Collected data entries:
* * * * * * * * *
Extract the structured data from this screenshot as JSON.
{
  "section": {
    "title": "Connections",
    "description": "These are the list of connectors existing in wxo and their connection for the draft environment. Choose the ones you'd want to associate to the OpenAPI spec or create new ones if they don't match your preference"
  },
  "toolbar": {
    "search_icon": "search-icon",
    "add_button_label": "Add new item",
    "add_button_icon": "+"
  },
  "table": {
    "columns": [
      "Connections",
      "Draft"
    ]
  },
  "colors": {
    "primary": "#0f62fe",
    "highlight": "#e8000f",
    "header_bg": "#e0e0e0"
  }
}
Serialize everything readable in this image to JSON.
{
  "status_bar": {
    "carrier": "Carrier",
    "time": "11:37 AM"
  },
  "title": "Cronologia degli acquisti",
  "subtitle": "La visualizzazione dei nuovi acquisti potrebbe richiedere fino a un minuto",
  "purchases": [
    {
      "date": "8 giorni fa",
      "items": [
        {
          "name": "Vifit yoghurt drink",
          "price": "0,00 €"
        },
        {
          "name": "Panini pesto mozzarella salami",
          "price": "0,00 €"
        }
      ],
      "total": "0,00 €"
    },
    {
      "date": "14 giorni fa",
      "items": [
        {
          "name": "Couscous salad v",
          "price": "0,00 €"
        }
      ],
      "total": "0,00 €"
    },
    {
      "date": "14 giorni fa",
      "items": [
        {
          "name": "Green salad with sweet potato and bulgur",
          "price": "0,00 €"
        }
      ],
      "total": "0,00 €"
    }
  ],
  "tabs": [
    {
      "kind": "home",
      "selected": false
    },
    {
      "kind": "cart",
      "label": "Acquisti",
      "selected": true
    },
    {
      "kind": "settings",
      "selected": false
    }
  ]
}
* * * * * * * * *
## Exercise requirements
Provide only the number of lines in the entries that hold the word "salad".

## Task result
2